**ねらい**
次の行をすべて書き直しなさい。その際、「中游制造业」を「中游产业」に置き換え、それ以外は一切変えないこと。

==================================================

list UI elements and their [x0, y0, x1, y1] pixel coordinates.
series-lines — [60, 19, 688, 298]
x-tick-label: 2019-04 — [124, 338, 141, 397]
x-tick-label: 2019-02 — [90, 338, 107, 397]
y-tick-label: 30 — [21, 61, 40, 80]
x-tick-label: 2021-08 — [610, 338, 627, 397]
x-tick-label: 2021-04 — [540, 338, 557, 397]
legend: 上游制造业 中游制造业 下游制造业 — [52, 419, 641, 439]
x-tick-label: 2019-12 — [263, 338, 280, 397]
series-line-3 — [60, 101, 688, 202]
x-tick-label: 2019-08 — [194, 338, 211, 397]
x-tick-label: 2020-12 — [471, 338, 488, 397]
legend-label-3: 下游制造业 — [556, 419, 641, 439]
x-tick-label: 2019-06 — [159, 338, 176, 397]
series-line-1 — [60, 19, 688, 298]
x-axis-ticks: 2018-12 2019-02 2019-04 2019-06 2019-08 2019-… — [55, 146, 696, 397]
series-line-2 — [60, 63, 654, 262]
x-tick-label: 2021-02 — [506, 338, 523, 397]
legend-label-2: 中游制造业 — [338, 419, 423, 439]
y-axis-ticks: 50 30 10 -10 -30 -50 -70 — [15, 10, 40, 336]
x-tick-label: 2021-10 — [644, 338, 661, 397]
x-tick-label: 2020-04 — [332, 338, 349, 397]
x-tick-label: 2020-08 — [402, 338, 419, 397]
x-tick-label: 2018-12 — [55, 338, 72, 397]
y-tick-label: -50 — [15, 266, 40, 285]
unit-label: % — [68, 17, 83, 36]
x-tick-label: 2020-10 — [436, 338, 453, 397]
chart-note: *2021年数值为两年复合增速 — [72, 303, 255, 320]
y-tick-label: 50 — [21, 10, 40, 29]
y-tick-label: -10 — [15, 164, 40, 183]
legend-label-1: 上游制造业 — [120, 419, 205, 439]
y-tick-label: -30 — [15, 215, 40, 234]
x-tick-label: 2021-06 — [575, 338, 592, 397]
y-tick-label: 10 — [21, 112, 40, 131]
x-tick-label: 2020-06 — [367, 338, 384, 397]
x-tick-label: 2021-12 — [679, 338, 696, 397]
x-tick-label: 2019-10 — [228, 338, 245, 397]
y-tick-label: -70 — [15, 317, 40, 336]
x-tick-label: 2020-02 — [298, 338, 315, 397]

==================================================

**出力結果**
list UI elements and their [x0, y0, x1, y1] pixel coordinates.
series-lines — [60, 19, 688, 298]
x-tick-label: 2019-04 — [124, 338, 141, 397]
x-tick-label: 2019-02 — [90, 338, 107, 397]
y-tick-label: 30 — [21, 61, 40, 80]
x-tick-label: 2021-08 — [610, 338, 627, 397]
x-tick-label: 2021-04 — [540, 338, 557, 397]
legend: 上游制造业 中游产业 下游制造业 — [52, 419, 641, 439]
x-tick-label: 2019-12 — [263, 338, 280, 397]
series-line-3 — [60, 101, 688, 202]
x-tick-label: 2019-08 — [194, 338, 211, 397]
x-tick-label: 2020-12 — [471, 338, 488, 397]
legend-label-3: 下游制造业 — [556, 419, 641, 439]
x-tick-label: 2019-06 — [159, 338, 176, 397]
series-line-1 — [60, 19, 688, 298]
x-axis-ticks: 2018-12 2019-02 2019-04 2019-06 2019-08 2019-… — [55, 146, 696, 397]
series-line-2 — [60, 63, 654, 262]
x-tick-label: 2021-02 — [506, 338, 523, 397]
legend-label-2: 中游产业 — [338, 419, 423, 439]
y-axis-ticks: 50 30 10 -10 -30 -50 -70 — [15, 10, 40, 336]
x-tick-label: 2021-10 — [644, 338, 661, 397]
x-tick-label: 2020-04 — [332, 338, 349, 397]
x-tick-label: 2020-08 — [402, 338, 419, 397]
x-tick-label: 2018-12 — [55, 338, 72, 397]
y-tick-label: -50 — [15, 266, 40, 285]
unit-label: % — [68, 17, 83, 36]
x-tick-label: 2020-10 — [436, 338, 453, 397]
chart-note: *2021年数值为两年复合增速 — [72, 303, 255, 320]
y-tick-label: 50 — [21, 10, 40, 29]
y-tick-label: -10 — [15, 164, 40, 183]
legend-label-1: 上游制造业 — [120, 419, 205, 439]
y-tick-label: -30 — [15, 215, 40, 234]
x-tick-label: 2021-06 — [575, 338, 592, 397]
y-tick-label: 10 — [21, 112, 40, 131]
x-tick-label: 2020-06 — [367, 338, 384, 397]
x-tick-label: 2021-12 — [679, 338, 696, 397]
x-tick-label: 2019-10 — [228, 338, 245, 397]
y-tick-label: -70 — [15, 317, 40, 336]
x-tick-label: 2020-02 — [298, 338, 315, 397]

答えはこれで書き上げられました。